Task instructions:
[a] In the mailing-list exchange about MediaWiki security patches, which application was the quoted writer thinking of when suggesting a rewrite?
[b] Write what comes next in the mailing-list exchange about MediaWiki security patches, continuing after its final sentence.

Le Wednesday 22 April 2009 18:52:48 Raphael Geissert, vous avez écrit :
> > I gave this example precisely because mediawiki upstream release
> > management is one of the most serious I know in webapps. And even though
> > they fix issues with care, and their code is surely very good, then this
> > ends up with *huge* security patches.
> >
> > Or, are you claiming that we should rewrite mediawiki ?
>
> The issue was mostly caused by a design error (or should I say "because it
> was not quite the best design" so that it doesn't sound too rough? and no,
> I don't and won't claim that my software designs are good or the best; just
> in case somebody wanted to troll.)
> Just because there are a set of big patches it doesn't mean that the app
> should be rewritten (or parts of it, I should have said on my first email.)
> I was thinking more about wordpress when I wrote that part; because IMHO
> that's the best that could happen to it.
> On mediawiki's case there's a huge advantage, because like you said, it is
> well supported and it is developed seriously (at least compared to the vast
> majority of PHP apps), and patches are available quickly, which is hard or
> even impossible to accomplish on an app where fixing one bug exposes four
> more.

Well, I am sorry if I hurted you. The matter is that I do not believe it is a correct 
answer to point fingers at various developpers and claim they are not doing the 
thing right. It is always better when it comes with a concrete argument.

Provided data:
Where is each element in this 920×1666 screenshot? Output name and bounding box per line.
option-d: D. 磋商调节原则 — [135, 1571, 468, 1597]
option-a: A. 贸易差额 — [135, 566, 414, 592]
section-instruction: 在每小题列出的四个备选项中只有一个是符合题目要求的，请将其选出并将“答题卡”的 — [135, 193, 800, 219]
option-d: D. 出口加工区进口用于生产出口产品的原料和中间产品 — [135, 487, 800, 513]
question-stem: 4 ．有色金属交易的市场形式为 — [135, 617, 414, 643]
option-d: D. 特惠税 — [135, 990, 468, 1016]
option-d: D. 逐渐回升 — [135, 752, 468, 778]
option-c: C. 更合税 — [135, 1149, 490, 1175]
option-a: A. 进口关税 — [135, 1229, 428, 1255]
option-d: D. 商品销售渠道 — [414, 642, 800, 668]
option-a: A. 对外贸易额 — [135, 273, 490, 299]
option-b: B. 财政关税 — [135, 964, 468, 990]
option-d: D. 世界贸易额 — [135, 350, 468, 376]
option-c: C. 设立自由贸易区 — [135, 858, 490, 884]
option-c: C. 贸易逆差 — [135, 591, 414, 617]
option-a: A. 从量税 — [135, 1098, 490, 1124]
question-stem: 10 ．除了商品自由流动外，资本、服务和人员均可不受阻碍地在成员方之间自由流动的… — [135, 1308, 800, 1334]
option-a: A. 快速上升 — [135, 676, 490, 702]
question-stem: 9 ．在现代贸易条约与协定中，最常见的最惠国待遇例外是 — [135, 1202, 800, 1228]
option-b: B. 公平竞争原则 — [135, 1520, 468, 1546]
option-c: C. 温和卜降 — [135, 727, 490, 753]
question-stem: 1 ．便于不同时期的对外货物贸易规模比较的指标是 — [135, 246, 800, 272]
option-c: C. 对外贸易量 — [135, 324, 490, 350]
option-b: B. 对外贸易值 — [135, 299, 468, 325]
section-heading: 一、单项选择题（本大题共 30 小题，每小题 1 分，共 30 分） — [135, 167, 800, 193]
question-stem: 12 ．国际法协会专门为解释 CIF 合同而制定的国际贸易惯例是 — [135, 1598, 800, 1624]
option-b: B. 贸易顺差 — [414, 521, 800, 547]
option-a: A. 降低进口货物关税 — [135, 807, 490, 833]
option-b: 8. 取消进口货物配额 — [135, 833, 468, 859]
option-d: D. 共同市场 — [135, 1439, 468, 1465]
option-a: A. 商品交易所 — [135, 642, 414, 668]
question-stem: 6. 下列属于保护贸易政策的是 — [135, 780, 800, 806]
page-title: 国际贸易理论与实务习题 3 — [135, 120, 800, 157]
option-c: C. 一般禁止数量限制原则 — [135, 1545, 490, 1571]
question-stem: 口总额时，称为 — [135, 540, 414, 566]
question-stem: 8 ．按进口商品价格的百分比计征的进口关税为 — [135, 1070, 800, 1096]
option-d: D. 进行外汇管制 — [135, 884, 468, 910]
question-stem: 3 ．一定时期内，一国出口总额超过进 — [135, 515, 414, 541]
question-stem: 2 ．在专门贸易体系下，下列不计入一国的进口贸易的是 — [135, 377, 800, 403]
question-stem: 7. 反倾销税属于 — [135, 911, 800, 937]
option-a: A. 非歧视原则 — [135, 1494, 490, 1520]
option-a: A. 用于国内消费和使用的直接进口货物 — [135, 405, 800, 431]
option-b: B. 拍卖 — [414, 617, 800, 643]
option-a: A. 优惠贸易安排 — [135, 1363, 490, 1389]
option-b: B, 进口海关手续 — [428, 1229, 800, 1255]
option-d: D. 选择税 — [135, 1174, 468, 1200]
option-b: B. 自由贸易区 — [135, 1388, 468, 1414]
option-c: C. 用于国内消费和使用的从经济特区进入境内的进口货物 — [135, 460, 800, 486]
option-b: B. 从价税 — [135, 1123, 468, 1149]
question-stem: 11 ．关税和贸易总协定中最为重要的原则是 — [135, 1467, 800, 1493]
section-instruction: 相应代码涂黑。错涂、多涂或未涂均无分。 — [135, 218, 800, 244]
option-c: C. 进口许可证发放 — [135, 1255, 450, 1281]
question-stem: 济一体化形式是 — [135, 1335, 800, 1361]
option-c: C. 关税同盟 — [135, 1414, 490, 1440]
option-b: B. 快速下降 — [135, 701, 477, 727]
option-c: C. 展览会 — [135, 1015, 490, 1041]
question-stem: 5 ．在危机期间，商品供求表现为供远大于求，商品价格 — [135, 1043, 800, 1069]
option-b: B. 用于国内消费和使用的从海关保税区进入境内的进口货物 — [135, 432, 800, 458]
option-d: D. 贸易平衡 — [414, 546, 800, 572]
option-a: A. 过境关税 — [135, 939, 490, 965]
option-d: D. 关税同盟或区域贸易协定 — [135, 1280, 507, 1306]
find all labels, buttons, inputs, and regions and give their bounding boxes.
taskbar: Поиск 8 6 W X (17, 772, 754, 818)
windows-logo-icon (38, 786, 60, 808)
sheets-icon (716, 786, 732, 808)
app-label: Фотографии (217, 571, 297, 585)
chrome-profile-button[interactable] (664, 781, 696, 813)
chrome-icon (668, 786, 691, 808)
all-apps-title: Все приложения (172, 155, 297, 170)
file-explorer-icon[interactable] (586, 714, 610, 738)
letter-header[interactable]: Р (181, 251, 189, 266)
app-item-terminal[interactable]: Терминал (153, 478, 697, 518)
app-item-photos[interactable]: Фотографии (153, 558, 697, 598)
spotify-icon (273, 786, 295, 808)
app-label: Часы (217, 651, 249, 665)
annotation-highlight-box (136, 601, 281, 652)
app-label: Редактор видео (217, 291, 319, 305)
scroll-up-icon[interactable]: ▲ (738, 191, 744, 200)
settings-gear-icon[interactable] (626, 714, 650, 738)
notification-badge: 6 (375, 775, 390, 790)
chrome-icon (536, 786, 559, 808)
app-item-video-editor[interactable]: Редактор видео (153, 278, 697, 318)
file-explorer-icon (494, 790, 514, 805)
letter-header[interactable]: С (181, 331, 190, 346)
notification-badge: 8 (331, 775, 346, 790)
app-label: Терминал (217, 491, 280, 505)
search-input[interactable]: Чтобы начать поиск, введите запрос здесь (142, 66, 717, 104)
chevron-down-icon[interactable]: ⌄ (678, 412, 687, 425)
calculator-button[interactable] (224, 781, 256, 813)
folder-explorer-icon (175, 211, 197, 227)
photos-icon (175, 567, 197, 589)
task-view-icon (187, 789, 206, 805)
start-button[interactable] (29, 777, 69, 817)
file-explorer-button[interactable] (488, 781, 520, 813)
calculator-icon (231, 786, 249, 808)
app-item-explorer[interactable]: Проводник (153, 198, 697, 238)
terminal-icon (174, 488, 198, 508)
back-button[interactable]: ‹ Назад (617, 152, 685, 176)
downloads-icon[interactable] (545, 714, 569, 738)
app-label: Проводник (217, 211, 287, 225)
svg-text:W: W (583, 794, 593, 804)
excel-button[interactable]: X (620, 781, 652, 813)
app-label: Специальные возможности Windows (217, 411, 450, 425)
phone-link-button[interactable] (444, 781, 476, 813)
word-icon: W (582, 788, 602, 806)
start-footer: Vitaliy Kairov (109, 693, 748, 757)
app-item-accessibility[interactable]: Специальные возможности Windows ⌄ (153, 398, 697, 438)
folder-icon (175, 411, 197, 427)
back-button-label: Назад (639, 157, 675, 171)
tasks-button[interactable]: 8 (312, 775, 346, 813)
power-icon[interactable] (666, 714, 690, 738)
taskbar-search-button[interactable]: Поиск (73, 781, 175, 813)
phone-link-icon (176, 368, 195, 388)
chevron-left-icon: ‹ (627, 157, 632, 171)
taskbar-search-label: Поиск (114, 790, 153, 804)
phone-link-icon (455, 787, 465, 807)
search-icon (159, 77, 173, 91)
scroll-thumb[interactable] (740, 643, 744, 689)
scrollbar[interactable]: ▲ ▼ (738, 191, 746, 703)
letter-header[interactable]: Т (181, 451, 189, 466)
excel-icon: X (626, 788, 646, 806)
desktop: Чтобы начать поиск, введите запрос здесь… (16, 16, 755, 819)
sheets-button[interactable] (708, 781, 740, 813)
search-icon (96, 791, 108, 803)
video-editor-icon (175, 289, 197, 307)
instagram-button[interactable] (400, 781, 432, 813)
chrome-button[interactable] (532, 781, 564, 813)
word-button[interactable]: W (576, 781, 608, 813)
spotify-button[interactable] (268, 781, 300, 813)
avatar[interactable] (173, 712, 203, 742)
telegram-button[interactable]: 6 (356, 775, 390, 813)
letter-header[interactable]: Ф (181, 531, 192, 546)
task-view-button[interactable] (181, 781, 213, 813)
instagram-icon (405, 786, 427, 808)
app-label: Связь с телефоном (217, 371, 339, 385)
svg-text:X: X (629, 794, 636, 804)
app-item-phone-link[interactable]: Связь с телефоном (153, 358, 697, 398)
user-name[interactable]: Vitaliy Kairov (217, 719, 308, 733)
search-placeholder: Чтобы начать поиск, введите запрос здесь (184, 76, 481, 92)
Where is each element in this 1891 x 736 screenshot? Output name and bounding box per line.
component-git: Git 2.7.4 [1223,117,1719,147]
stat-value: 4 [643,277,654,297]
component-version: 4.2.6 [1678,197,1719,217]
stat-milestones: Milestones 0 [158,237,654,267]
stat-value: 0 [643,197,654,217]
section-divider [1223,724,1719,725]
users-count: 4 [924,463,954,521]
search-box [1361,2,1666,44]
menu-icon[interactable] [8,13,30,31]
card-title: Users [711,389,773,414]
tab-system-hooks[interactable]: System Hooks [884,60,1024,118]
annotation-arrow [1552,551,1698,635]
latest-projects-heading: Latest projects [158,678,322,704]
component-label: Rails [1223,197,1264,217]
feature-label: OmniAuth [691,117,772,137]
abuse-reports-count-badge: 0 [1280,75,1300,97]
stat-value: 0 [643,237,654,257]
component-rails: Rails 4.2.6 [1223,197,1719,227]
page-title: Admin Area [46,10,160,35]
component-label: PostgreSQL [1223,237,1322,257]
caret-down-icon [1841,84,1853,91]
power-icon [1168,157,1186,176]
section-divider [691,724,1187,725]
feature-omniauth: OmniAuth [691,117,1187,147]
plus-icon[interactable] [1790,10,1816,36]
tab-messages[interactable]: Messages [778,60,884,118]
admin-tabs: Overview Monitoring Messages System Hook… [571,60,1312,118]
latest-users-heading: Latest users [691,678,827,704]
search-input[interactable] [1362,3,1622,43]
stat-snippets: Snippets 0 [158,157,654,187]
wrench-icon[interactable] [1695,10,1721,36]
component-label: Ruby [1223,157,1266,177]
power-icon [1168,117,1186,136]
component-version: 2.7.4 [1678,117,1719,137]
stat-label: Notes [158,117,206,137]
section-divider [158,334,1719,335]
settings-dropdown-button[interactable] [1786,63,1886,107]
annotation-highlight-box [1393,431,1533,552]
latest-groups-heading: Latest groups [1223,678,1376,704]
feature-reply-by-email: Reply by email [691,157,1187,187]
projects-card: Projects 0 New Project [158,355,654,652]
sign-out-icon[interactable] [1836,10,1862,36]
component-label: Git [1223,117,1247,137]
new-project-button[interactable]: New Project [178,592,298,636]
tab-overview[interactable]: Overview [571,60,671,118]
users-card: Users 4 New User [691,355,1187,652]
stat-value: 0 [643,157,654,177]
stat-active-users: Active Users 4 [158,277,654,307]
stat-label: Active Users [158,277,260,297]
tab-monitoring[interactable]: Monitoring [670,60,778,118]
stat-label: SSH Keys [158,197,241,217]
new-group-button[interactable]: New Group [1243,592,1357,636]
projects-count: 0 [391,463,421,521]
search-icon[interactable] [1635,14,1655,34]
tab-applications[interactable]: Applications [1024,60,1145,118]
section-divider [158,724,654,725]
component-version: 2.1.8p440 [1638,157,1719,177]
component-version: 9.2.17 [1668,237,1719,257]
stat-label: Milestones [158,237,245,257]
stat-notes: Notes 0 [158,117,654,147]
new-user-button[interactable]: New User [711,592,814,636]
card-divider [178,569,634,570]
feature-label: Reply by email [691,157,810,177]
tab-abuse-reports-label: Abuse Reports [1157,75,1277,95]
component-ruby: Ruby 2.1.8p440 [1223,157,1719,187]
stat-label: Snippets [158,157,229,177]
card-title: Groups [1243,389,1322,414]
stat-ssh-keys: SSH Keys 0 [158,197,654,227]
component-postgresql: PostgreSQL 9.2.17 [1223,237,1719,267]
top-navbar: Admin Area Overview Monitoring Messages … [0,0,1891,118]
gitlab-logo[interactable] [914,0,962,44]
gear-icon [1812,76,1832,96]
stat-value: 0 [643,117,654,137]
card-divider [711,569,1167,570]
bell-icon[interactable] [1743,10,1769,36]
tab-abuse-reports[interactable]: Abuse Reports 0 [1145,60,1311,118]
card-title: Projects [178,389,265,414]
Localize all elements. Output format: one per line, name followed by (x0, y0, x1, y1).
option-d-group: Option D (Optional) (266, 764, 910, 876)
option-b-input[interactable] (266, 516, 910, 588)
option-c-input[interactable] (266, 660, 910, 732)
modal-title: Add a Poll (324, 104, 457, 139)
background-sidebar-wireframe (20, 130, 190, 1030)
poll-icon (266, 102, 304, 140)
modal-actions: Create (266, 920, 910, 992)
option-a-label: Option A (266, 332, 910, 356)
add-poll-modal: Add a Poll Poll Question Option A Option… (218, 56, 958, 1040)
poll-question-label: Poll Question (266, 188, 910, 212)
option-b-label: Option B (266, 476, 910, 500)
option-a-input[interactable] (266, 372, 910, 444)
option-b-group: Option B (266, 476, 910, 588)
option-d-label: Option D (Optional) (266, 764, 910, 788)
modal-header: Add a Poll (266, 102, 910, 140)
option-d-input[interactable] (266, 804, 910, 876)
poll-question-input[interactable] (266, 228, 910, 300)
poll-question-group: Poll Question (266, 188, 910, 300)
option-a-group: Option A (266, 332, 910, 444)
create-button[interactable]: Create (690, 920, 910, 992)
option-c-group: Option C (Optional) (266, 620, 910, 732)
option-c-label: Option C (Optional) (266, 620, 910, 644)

In response:
[a] WordPress

[b]
Idealy, I would like as you that things are done the right way. However, my 
experience and, as I can see from the proposal, the one of others contradict this 
fact. 

Pragmatically speaking, requiring the same workflow for fixing security fixes and
 producing uploads for webapps is rather different than for other type of software.

I you want to show that the fault has to be put on the upstream maintenance of 
the packagers, then you better come with a real explanation of how they should 
do it and not only general ideas about the way it should be done.. 

That is why I showed the example of mediawiki. The security issue was basically a 
wrong handling of MIME types in internet explorer.

As you said, the upstream maintainers did some input sanitizing cleanups. However, 
this ended whith a *whole* new class for fixing this, plus all the required changes to
make it work, which apparently spread into a lot of various classes and cases.

The full patch can be seen here:
  http://svn.debian.org:80/viewsvn/pkg-
mediawiki/mediawiki/lenny/debian/patches/CVE-2008-5249_CVE-2008-5250_CVE-2008-5252.patch?revision=92&view=markup

Now, to me this has not much to do with what we characterize as "security patches". 
It is indeed very hard, if not impossible to check wether this will have undesirable 
side effects, or is minimal.

However, I fail to see how this could have been done otherwise, and I feel that pretending 
this is a minimal security update is somehow not very different than simply upgrading to 
the latest upstream release, considering the size of the patch...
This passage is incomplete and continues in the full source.